Get the weaker students to drop before drop date. The best way to do this is give a test early and make it somewhat tough. Students will drop like flies but since these are your weaker students they would give you luke-warm or bad evals (grade received highly correlated to student eval). then lighten up to easy grading. However, before drop date make sure to announce several times during class in the week of drop date about drop date.
During the week you are tasked with giving out evals, do it later in the week. The reason being that a student or 2 will have a grudge against you and will show up specifically to give you a bad eval. So, even though they don’t show up for class, they will attend the Monday and Tuesday classes so they can do this. By Wednesday they are tired of this and will resume normal class attendence (rarely show up). Heaven forbid…never ANNOUNCE that evals are tomorrow.
This last point may seem trivial but it is important…especially at where I taught where they used a 10 (!) point scale. This means that getting nine 10s and one 1 means that last person dropped your average considerably when in reality everyone loved you. They really should have done a trimmed mean where they throw out the highest and lowest 5% of scores…but since they didn’t getting rid of that student or two in the last point above made HUGE difference on your score.
{Prof Blinking Duck - who always had the highest evals of all math profs :)}
BigT, each college is a little different. In mine (business administration) we get to keep the actual sheets the students used, and so we get to read their comments. One semester, I taught for the math department and I never got to see my written evaluations.
This sounds very interesting! Did you publish your findings?
I don’t understand why you couldn’t also do this for men. You can’t rate another male’s physical attractiveness on a “look good” basis on a scale of 1-5?
When I was in college there seemed to be very little correlation between the most well-liked professors and her or his physical attractiveness. A sense of humor, an ability to communicate ideas and engage the students would win out every time over a set of bodacious tatas or impressive biceps. I suppose it depends on the school.
One possibility, i guess, is that the majority of the students were male, so it made sense to focus on the attractiveness of the female professors. I’m not sure what the gender balance in fields like math and engineering are these days, but there was a time when you would barely find a woman in those classes at the college level.
In my first year of college, in the late 1980s, i had a female friend studying engineering. She was one of 4 women in a class of 300.

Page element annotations

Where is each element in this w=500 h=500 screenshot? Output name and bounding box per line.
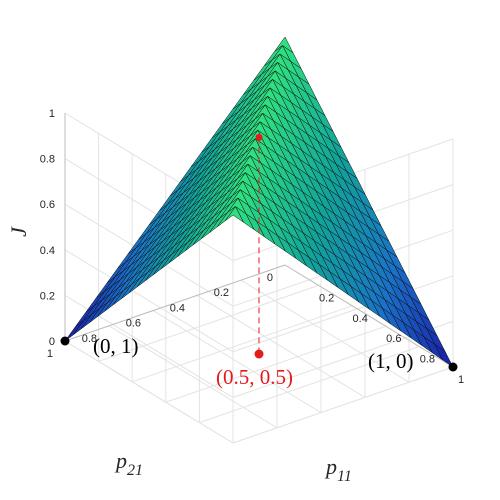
z-tick-label: 0.2 bbox=[40, 290, 55, 302]
markers bbox=[60, 133, 458, 372]
z-tick-label: 0.4 bbox=[40, 245, 55, 257]
wall-grid-line bbox=[64, 340, 234, 444]
floor-grid-line bbox=[165, 325, 386, 403]
floor-grid-line bbox=[199, 346, 420, 424]
wall-grid-line bbox=[64, 249, 234, 353]
tick-labels: 00.20.40.60.810.20.40.60.8100.20.40.60.8… bbox=[40, 108, 464, 386]
floor-grid-line bbox=[240, 279, 410, 383]
annotation-1-0: (1, 0) bbox=[368, 349, 414, 373]
y-tick-label: 0 bbox=[267, 272, 273, 284]
x-tick-label: 0.4 bbox=[353, 313, 368, 325]
x-axis-label-main: p bbox=[324, 454, 337, 479]
x-axis-label: p11 bbox=[324, 454, 352, 485]
annotation-0-1: (0, 1) bbox=[93, 334, 139, 358]
y-tick-label: 1 bbox=[47, 348, 53, 360]
max-point-marker bbox=[255, 133, 263, 141]
x-tick-label: 1 bbox=[458, 374, 464, 386]
y-axis-label-sub: 21 bbox=[127, 462, 143, 479]
y-tick-label: 0.2 bbox=[214, 287, 229, 299]
y-tick-label: 0.4 bbox=[170, 302, 185, 314]
floor-grid-line bbox=[108, 325, 278, 429]
max-point-projection bbox=[254, 349, 264, 359]
axes-grid bbox=[64, 112, 454, 444]
x-tick-label: 0.8 bbox=[420, 354, 435, 366]
y-axis-line bbox=[64, 264, 286, 342]
x-axis-label-sub: 11 bbox=[337, 468, 352, 485]
wall-grid-line bbox=[232, 366, 454, 444]
z-tick-label: 0 bbox=[49, 336, 55, 348]
y-tick-label: 0.8 bbox=[82, 333, 97, 345]
surface-patch bbox=[64, 320, 84, 342]
annotation-half-half: (0.5, 0.5) bbox=[216, 365, 293, 389]
wall-grid-line bbox=[232, 275, 454, 353]
z-tick-label: 0.8 bbox=[40, 154, 55, 166]
x-axis-line bbox=[284, 264, 454, 368]
wall-grid-line bbox=[64, 158, 234, 262]
y-axis-label: p21 bbox=[114, 448, 143, 479]
y-tick-label: 0.6 bbox=[126, 318, 141, 330]
surface-mesh bbox=[64, 36, 454, 368]
floor-grid-line bbox=[196, 294, 366, 398]
floor-grid-line bbox=[132, 305, 353, 383]
corner-point-marker bbox=[448, 362, 458, 372]
floor-grid-line bbox=[152, 310, 322, 414]
z-axis-label: J bbox=[6, 226, 31, 237]
corner-point-marker bbox=[60, 336, 70, 346]
x-tick-label: 0.2 bbox=[319, 292, 334, 304]
z-tick-label: 1 bbox=[49, 108, 55, 120]
x-tick-label: 0.6 bbox=[386, 333, 401, 345]
z-tick-label: 0.6 bbox=[40, 199, 55, 211]
floor-grid-line bbox=[98, 284, 319, 362]
y-axis-label-main: p bbox=[114, 448, 127, 473]
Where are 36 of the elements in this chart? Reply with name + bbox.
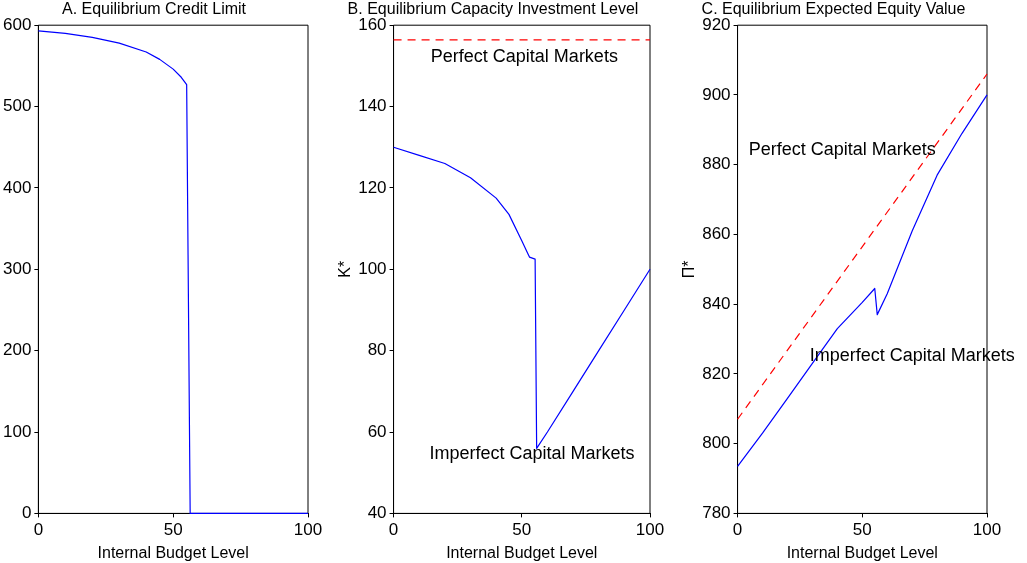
y-axis-title: K* [336, 260, 354, 278]
y-tick-label: 400 [2, 177, 32, 197]
x-tick-label: 100 [972, 520, 1002, 540]
series-label: Imperfect Capital Markets [429, 442, 635, 463]
chart-title: A. Equilibrium Credit Limit [61, 0, 247, 18]
y-tick-label: 500 [2, 96, 32, 116]
chart-title: B. Equilibrium Capacity Investment Level [347, 0, 639, 18]
y-tick-label: 780 [702, 503, 731, 523]
series-label: Perfect Capital Markets [748, 139, 936, 160]
y-axis-title: Π* [680, 260, 698, 279]
y-tick-label: 60 [367, 421, 387, 441]
y-tick-label: 100 [358, 258, 387, 278]
y-tick-label: 200 [2, 340, 32, 360]
x-tick-label: 100 [293, 520, 323, 540]
y-tick-label: 800 [702, 433, 731, 453]
y-tick-label: 140 [358, 96, 387, 116]
y-tick-label: 900 [702, 84, 731, 104]
x-axis-title: Internal Budget Level [786, 543, 938, 561]
x-tick-label: 100 [635, 520, 665, 540]
series-label: Perfect Capital Markets [430, 46, 618, 67]
x-axis-title: Internal Budget Level [446, 543, 598, 561]
y-tick-label: 860 [702, 224, 731, 244]
y-tick-label: 120 [358, 177, 387, 197]
x-tick-label: 50 [163, 520, 183, 540]
y-tick-label: 840 [702, 293, 731, 313]
y-tick-label: 300 [2, 258, 32, 278]
x-tick-label: 50 [512, 520, 532, 540]
y-tick-label: 600 [2, 14, 32, 34]
x-tick-label: 50 [852, 520, 872, 540]
y-tick-label: 80 [367, 340, 387, 360]
x-axis-title: Internal Budget Level [97, 543, 249, 561]
y-tick-label: 0 [21, 503, 32, 523]
y-tick-label: 40 [367, 503, 387, 523]
y-tick-label: 820 [702, 363, 731, 383]
y-tick-label: 100 [2, 421, 32, 441]
y-tick-label: 880 [702, 154, 731, 174]
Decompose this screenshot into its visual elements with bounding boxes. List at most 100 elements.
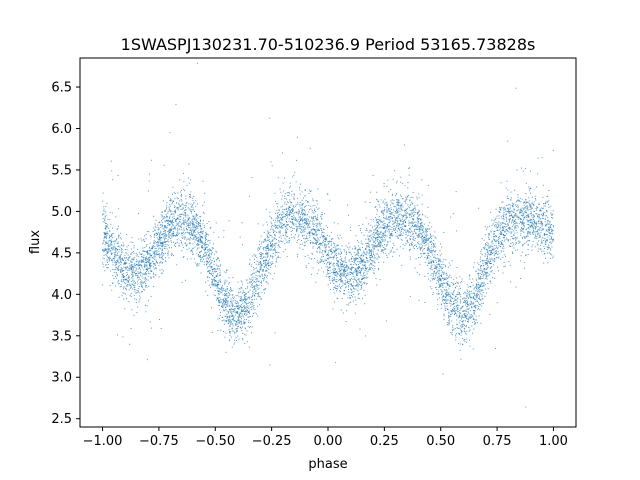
data-point bbox=[220, 288, 222, 290]
data-point bbox=[127, 258, 129, 260]
data-point bbox=[363, 250, 365, 252]
data-point bbox=[161, 249, 163, 251]
data-point bbox=[515, 286, 517, 288]
data-point bbox=[289, 201, 291, 203]
data-point bbox=[376, 231, 378, 233]
data-point bbox=[133, 245, 135, 247]
data-point bbox=[467, 303, 469, 305]
data-point bbox=[107, 250, 109, 252]
data-point bbox=[288, 212, 290, 214]
data-point bbox=[373, 245, 375, 247]
data-point bbox=[145, 260, 147, 262]
data-point bbox=[217, 275, 219, 277]
data-point bbox=[459, 299, 461, 301]
data-point bbox=[476, 288, 478, 290]
data-point bbox=[114, 253, 116, 255]
data-point bbox=[500, 223, 502, 225]
data-point bbox=[383, 210, 385, 212]
data-point bbox=[326, 262, 328, 264]
data-point bbox=[145, 280, 147, 282]
data-point bbox=[292, 208, 294, 210]
data-point bbox=[210, 273, 212, 274]
data-point bbox=[301, 243, 303, 245]
data-point bbox=[340, 265, 342, 267]
data-point bbox=[262, 275, 264, 277]
data-point bbox=[451, 304, 453, 306]
data-point bbox=[221, 289, 223, 291]
data-point bbox=[278, 210, 280, 212]
data-point bbox=[349, 283, 351, 285]
data-point bbox=[528, 200, 530, 202]
data-point bbox=[539, 208, 541, 210]
data-point bbox=[117, 281, 119, 283]
data-point bbox=[494, 240, 496, 242]
data-point bbox=[458, 288, 460, 290]
data-point bbox=[262, 269, 264, 271]
data-point bbox=[264, 278, 266, 280]
data-point bbox=[508, 261, 510, 263]
data-point bbox=[398, 214, 400, 216]
data-point bbox=[111, 243, 113, 245]
data-point bbox=[540, 222, 542, 224]
data-point bbox=[327, 272, 329, 274]
data-point bbox=[503, 266, 505, 268]
data-point bbox=[308, 226, 310, 228]
data-point bbox=[173, 206, 175, 208]
data-point bbox=[499, 211, 501, 213]
data-point bbox=[436, 254, 438, 256]
data-point bbox=[523, 218, 525, 220]
data-point bbox=[433, 244, 435, 246]
data-point bbox=[482, 289, 484, 291]
data-point bbox=[177, 229, 179, 231]
data-point bbox=[451, 298, 453, 300]
data-point bbox=[446, 277, 448, 279]
data-point bbox=[117, 257, 119, 259]
data-point bbox=[235, 328, 237, 330]
data-point bbox=[274, 231, 276, 233]
data-point bbox=[204, 238, 206, 240]
data-point bbox=[463, 298, 465, 300]
data-point bbox=[438, 297, 440, 299]
data-point bbox=[519, 229, 521, 231]
data-point bbox=[270, 254, 272, 256]
data-point bbox=[513, 211, 515, 213]
data-point bbox=[123, 288, 125, 290]
data-point bbox=[115, 285, 116, 287]
data-point bbox=[290, 209, 292, 211]
data-point bbox=[387, 224, 389, 226]
data-point bbox=[531, 226, 533, 228]
data-point bbox=[405, 209, 407, 211]
data-point bbox=[370, 191, 372, 193]
data-point bbox=[231, 310, 233, 312]
data-point bbox=[388, 225, 390, 227]
data-point bbox=[328, 264, 330, 266]
data-point bbox=[266, 221, 268, 223]
data-point bbox=[358, 266, 360, 268]
data-point bbox=[121, 276, 123, 278]
data-point bbox=[171, 254, 173, 256]
data-point bbox=[282, 216, 284, 218]
data-point bbox=[465, 315, 467, 317]
data-point bbox=[157, 262, 159, 264]
data-point bbox=[116, 275, 118, 277]
data-point bbox=[243, 320, 245, 322]
data-point bbox=[161, 254, 163, 256]
data-point bbox=[397, 221, 399, 223]
data-point bbox=[286, 203, 288, 205]
data-point bbox=[405, 218, 407, 220]
data-point bbox=[411, 225, 413, 227]
data-point bbox=[531, 202, 533, 204]
data-point bbox=[189, 242, 191, 244]
data-point bbox=[269, 231, 271, 233]
data-point bbox=[394, 206, 396, 208]
data-point bbox=[154, 256, 156, 258]
data-point bbox=[245, 302, 247, 304]
data-point bbox=[356, 274, 358, 276]
data-point bbox=[211, 252, 213, 254]
data-point bbox=[446, 299, 448, 301]
data-point bbox=[225, 351, 227, 353]
data-point bbox=[376, 208, 378, 210]
data-point bbox=[285, 192, 287, 194]
data-point bbox=[498, 221, 500, 223]
data-point bbox=[237, 335, 239, 337]
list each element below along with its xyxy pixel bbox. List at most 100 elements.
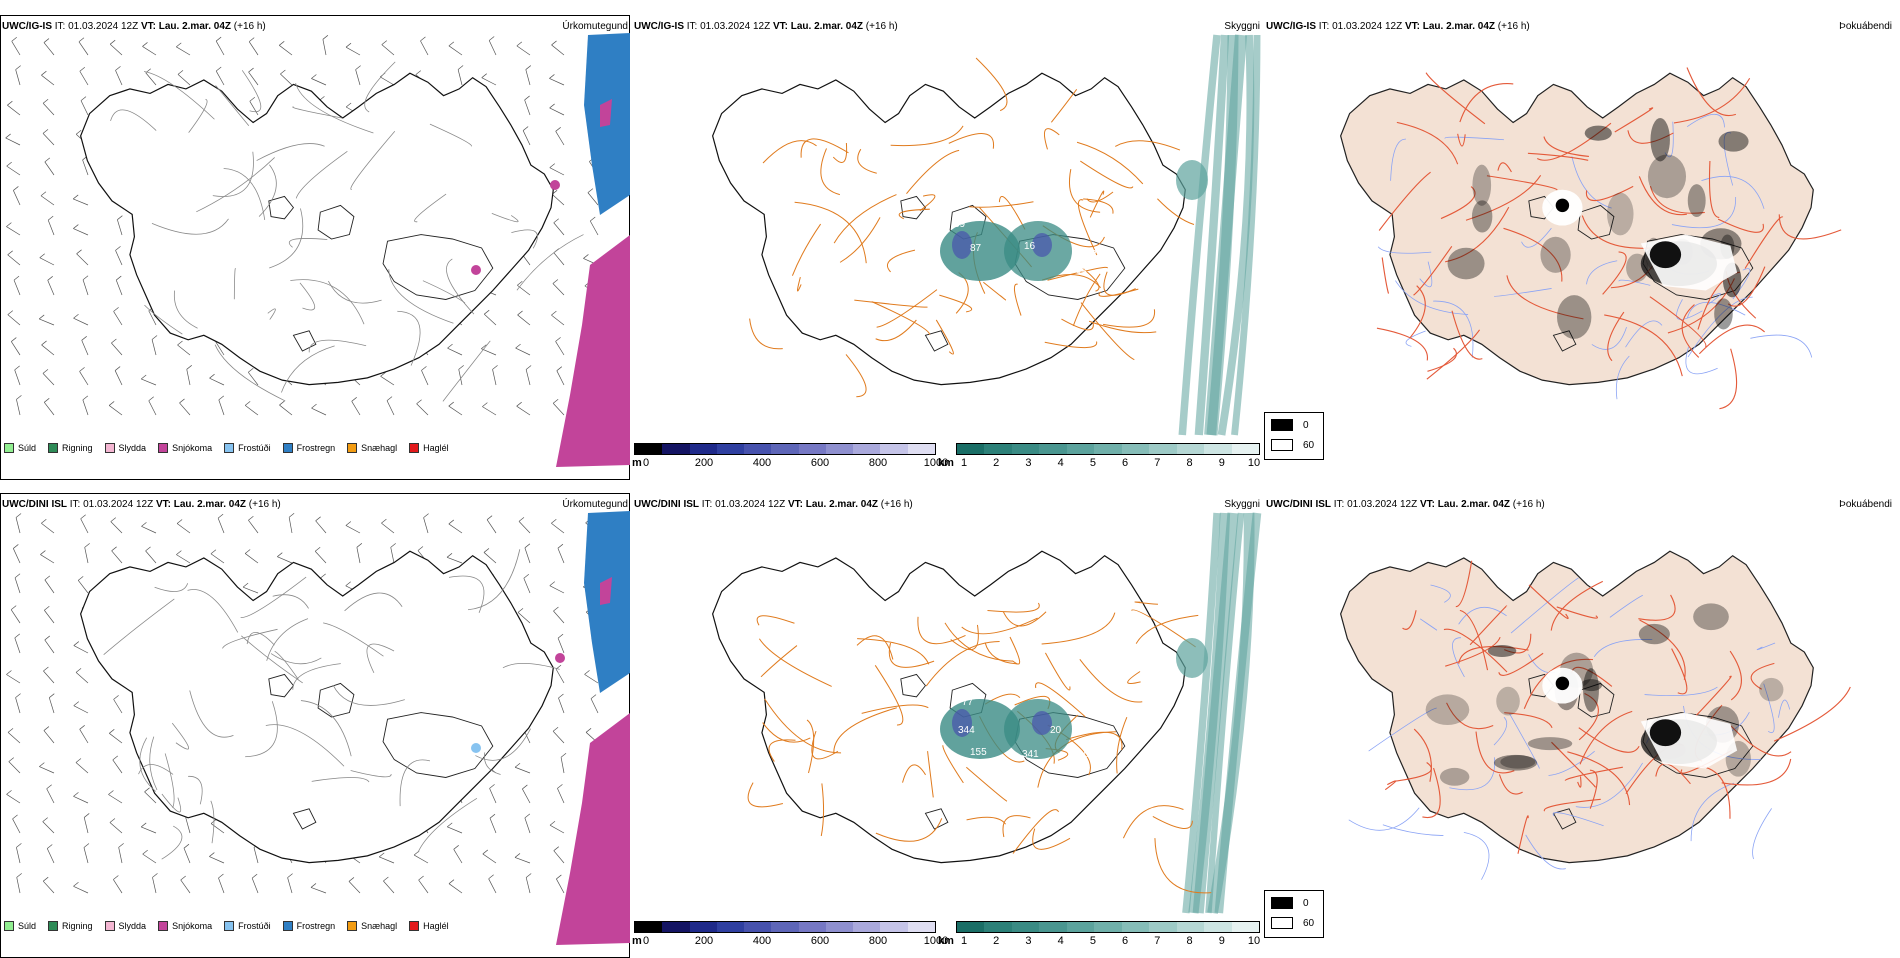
wind-barb (73, 796, 89, 804)
glacier-outline (1577, 682, 1615, 718)
wind-barb-feather (587, 188, 594, 193)
road-line (164, 753, 175, 808)
road-line (187, 589, 239, 633)
road-line (1503, 227, 1563, 282)
colorbar-tick-label: 1000 (923, 935, 949, 947)
fog-index-area (1471, 200, 1493, 233)
road-line (939, 294, 973, 313)
road-line (1032, 828, 1071, 850)
wind-barb (557, 788, 565, 804)
road-line (270, 653, 322, 665)
coastline (80, 72, 554, 386)
wind-barb (549, 167, 565, 176)
wind-barb (558, 697, 565, 714)
road-line (1528, 584, 1569, 619)
fog-panel-1: UWC/IG-IS IT: 01.03.2024 12Z VT: Lau. 2.… (1264, 15, 1894, 480)
wind-barb (15, 697, 21, 714)
colorbar-segment (1121, 444, 1150, 454)
wind-barb (549, 78, 565, 86)
road-line (927, 751, 934, 798)
wind-barb-feather (38, 314, 45, 320)
legend-item: Rigning (48, 921, 93, 931)
wind-barb (244, 405, 259, 416)
wind-barb (113, 879, 123, 894)
wind-barb (379, 856, 395, 864)
road-line (1076, 141, 1144, 185)
wind-barb-feather (345, 42, 352, 48)
colorbar-tick-label: 3 (1025, 457, 1032, 469)
wind-barb (522, 130, 531, 146)
wind-barb-feather (12, 814, 18, 820)
road-line (149, 736, 158, 791)
road-line (240, 576, 307, 618)
ceiling-value-label: 834 (1070, 265, 1087, 276)
wind-barb (13, 190, 21, 206)
road-line (222, 628, 278, 649)
road-line (1503, 633, 1532, 654)
colorbar-tick-label: 400 (752, 457, 772, 469)
road-line (1086, 191, 1114, 203)
road-line (171, 722, 190, 750)
precip-spot (555, 653, 565, 663)
colorbar-segment (662, 444, 690, 454)
road-line (1556, 606, 1598, 619)
wind-barb-feather (345, 521, 352, 526)
road-line (417, 797, 478, 853)
glacier-outline (900, 673, 927, 698)
colorbar-tick-label: 8 (1186, 935, 1193, 947)
wind-barb-feather (556, 366, 563, 371)
wind-barb-feather (525, 365, 532, 370)
wind-barb-feather (514, 762, 521, 768)
wind-barb (43, 670, 55, 684)
road-line (820, 783, 825, 837)
road-line (1644, 686, 1718, 696)
road-line (854, 299, 928, 308)
road-line (139, 737, 157, 792)
wind-barb-feather (49, 693, 55, 698)
panel-title: UWC/IG-IS IT: 01.03.2024 12Z VT: Lau. 2.… (2, 21, 266, 32)
wind-barb (248, 71, 259, 86)
wind-barb-feather (244, 549, 251, 554)
ceiling-unit: m (632, 935, 642, 947)
road-line (467, 549, 521, 611)
fog-index-area (1584, 125, 1612, 141)
wind-barb (6, 165, 21, 176)
legend-label: Frostregn (296, 443, 336, 453)
ceiling-ticks: 0 200 400 600 800 1000 (643, 457, 948, 471)
fog-index-area (1650, 118, 1670, 162)
wind-barb (46, 788, 55, 804)
road-line (1639, 619, 1686, 680)
wind-barb-feather (10, 605, 17, 610)
wind-barb-feather (311, 74, 317, 79)
road-line (1451, 310, 1483, 360)
wind-barb (525, 369, 531, 386)
precip-spot (471, 265, 481, 275)
wind-barb-feather (248, 37, 255, 42)
wind-barb (82, 159, 89, 176)
road-line (1750, 334, 1813, 358)
wind-barb (73, 645, 89, 654)
wind-barb (39, 257, 55, 266)
wind-barb (44, 639, 55, 654)
legend-item: Snæhagl (347, 921, 397, 931)
road-line (1551, 741, 1596, 788)
wind-barb (218, 877, 225, 894)
road-line (1727, 266, 1766, 307)
colorbar-segment (771, 922, 799, 932)
wind-barb (142, 46, 157, 56)
road-line (1440, 186, 1476, 220)
wind-barb (108, 405, 123, 416)
fog-index-area (1583, 668, 1599, 713)
wind-barb-feather (215, 66, 222, 72)
low-visibility-area (1176, 160, 1208, 200)
road-line (1730, 725, 1792, 757)
wind-barb-feather (552, 398, 559, 404)
wind-barb-feather (111, 338, 117, 344)
road-line (272, 594, 309, 609)
wind-barb (589, 220, 599, 236)
wind-barb-feather (77, 576, 84, 581)
wind-barb (457, 69, 463, 86)
wind-barb-feather (516, 401, 522, 407)
road-line (1459, 83, 1514, 123)
wind-barb (522, 788, 531, 804)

__WORK INSTRUCTIONS__
a: In the comments on teaching evaluations, how many women were in the engineering class of 300 that the friend attended?
b: List every day of the week named in the comments on teaching evaluations.
c: Write the next part of the comment thread on teaching evaluations, beginning after its final comment.

__ANSWERS GIVEN__
a: She was one of 4 women in that class.

b: Monday, Tuesday, Wednesday

c:
When I have to give an eval for a professor or course, I try to be as honest as possible. If I feel like I have to give a low score, I’ll justify it with an explanation. For example, I had a professor who knew how to teach, but she didn’t know how to grade papers. I forget how the question was worded, but there was one about grading. Naturally, I gave her a low score about that, but I explained why I scored her so low. (For the record, several of my classmates had the same problem with her, so it wasn’t like I was whining.)
I always thought student evals should be correlated to the professor’s grading scale. If I grade on a “C” curve because I think “C” is smack is smack in the middle and that allows the maximum of finetuning gradations, but another colleague is passing out "A"s like they were Skittles all term because he grades on a “A-” curve, who do you think is going to get the rave evals? This is true in regard to the “grading” section–i.e. my “A-” colleague will get as many evals saying he is a tough but fair grader as I will.
Only Internally…I did have a full write up for all faculty/admin and we did have meetings about it. You know, I should have thought about publishing…why I didn’t I don’t know…probably because I was on the verge of leaving teaching and wasn’t thinking that way.
I was extremely uncomfortable doing it for women, let alone men. I thought I would be torn a new asshole doing what I did but since the result did so well I didn’t really take any crap for it. I could have had a female prof rate the males but never went that far.
This was an investigation, led by me since it was my responsibility to deal with part-timers, as to whether teacher evals had any worth. The answer we came up with was ‘yes - but only as an extremely blunt instrument’.
Working on it though made me realize how generally worthless the evals were.
This is interesting to me, only from the other side. I’m in grad school, and I’ve only given 2 profs negative evals. Both of those classes I had an A for the semester, and knew I had at least an A- for both classes when I filled out the evals. So it wasn’t sour grapes
One was female, the other male. I (and several classmates) savaged them, not because the grading was tough. We’ve had other instructors that were far more difficult. In fact, the most difficult prof in the program generally receives positive reviews because while he is a right bastard when grading, he is an effective teacher who presents well and engages the class and challenges the students. He isn’t well-liked, but his classes were valuable and fair and people recognize that.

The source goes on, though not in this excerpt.